[Start of DATASET ENTRIES]

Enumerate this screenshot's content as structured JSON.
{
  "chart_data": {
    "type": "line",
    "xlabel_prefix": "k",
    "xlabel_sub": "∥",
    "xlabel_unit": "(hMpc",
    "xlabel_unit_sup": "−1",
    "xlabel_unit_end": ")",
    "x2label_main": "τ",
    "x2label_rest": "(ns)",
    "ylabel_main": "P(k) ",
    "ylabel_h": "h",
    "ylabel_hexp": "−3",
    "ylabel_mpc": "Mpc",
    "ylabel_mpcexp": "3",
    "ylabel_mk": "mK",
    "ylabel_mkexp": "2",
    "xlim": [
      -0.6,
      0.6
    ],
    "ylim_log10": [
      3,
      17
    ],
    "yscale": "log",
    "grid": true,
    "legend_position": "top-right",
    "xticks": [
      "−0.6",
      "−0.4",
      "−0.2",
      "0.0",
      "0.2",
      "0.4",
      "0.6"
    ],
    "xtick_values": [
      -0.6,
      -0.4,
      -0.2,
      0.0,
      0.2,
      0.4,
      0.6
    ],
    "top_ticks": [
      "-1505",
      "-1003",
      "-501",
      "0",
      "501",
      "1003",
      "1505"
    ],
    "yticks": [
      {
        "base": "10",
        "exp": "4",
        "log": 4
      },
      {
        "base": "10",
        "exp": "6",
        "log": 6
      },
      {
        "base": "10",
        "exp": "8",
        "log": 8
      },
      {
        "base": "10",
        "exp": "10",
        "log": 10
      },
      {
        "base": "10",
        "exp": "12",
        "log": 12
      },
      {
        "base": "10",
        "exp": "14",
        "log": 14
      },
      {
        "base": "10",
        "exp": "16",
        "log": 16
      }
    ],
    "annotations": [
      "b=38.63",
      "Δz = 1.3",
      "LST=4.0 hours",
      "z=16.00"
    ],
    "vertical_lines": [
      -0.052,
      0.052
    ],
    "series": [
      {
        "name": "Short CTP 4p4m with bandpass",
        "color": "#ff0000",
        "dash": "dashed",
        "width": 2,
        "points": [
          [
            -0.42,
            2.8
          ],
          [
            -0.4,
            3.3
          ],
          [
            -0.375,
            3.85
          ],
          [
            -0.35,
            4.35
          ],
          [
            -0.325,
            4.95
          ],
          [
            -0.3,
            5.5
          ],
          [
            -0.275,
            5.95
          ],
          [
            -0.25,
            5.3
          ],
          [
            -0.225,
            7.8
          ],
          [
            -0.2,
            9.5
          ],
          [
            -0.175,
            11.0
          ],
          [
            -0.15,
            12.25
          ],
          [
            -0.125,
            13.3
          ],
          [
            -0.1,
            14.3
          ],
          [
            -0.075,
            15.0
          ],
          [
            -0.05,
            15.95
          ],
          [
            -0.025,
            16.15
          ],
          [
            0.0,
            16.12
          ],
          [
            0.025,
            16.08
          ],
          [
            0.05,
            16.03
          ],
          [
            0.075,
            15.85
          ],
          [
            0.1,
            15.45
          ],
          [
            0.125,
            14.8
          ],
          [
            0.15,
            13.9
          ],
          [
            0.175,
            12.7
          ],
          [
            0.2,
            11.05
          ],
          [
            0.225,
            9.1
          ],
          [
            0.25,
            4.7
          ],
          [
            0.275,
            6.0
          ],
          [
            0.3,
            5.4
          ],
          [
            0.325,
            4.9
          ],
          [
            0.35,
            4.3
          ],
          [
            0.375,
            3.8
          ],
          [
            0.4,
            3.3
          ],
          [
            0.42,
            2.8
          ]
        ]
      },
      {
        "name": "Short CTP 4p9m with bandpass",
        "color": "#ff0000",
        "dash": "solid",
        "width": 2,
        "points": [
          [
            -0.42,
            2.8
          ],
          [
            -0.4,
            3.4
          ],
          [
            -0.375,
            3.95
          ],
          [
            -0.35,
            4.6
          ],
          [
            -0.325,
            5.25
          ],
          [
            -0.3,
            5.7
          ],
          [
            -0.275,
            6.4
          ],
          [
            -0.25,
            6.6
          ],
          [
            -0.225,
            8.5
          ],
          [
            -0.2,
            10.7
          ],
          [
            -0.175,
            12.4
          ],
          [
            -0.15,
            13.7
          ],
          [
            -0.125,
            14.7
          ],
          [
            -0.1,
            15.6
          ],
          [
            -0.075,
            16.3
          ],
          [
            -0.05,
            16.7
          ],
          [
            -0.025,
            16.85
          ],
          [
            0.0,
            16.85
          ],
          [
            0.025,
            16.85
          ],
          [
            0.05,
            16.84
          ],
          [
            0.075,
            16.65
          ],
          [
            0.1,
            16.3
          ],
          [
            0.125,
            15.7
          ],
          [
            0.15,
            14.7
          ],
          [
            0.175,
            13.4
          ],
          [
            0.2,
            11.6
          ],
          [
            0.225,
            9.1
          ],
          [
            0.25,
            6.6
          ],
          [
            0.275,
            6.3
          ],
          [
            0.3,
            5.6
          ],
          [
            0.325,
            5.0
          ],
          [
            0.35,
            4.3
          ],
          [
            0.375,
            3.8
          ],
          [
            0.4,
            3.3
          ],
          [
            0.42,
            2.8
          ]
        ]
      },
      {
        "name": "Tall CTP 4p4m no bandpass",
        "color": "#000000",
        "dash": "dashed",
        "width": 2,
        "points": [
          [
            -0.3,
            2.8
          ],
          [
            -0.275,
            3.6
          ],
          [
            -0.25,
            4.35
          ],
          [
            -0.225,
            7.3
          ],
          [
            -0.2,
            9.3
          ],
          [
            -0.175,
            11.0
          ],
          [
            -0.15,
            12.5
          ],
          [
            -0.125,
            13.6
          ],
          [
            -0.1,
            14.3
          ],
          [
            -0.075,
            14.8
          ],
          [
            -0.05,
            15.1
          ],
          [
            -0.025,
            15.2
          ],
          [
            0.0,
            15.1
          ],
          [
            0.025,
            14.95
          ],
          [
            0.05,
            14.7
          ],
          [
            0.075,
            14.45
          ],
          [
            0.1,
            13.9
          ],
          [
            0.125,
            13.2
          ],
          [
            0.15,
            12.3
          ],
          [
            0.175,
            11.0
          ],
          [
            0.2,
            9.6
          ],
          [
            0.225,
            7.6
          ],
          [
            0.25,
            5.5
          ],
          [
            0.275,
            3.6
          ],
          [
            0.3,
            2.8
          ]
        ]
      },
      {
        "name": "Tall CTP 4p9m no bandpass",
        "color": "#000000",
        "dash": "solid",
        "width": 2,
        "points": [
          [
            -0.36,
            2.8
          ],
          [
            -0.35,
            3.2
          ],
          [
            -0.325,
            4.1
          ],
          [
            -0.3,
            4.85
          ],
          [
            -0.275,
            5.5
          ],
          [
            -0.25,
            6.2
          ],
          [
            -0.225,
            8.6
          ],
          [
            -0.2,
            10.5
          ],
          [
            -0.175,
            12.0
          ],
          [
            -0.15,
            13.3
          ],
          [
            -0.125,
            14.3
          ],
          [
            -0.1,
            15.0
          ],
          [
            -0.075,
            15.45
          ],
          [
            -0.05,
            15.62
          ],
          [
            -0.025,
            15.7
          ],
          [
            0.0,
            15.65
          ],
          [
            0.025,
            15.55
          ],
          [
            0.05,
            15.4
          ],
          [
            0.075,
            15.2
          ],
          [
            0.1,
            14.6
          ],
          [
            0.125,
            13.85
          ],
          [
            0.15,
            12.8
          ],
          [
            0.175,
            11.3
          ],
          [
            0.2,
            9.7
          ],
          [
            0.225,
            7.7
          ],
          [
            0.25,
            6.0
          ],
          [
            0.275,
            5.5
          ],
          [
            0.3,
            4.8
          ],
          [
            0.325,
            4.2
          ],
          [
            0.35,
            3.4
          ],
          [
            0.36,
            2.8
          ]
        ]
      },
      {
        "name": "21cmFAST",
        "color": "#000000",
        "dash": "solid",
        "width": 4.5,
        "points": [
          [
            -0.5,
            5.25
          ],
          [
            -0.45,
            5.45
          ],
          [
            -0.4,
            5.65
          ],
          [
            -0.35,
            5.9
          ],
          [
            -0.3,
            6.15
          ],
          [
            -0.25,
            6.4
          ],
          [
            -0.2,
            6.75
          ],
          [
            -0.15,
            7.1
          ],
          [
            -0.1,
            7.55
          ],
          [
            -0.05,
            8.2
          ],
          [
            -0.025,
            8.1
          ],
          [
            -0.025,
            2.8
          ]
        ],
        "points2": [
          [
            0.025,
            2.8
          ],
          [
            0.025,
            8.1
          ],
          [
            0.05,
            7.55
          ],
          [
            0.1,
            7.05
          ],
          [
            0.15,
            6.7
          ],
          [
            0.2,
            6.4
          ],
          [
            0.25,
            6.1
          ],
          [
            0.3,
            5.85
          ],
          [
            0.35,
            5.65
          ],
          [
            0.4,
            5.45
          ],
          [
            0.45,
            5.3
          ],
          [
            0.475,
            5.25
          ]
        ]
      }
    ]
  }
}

[End of DATASET ENTRIES]

*WHAT YOU WILL DO:*
Locate the word "with" in the entries, and copy every line where it is found.

*ANSWER FOR THE TASK:*
        "name": "Short CTP 4p4m with bandpass",
        "name": "Short CTP 4p9m with bandpass",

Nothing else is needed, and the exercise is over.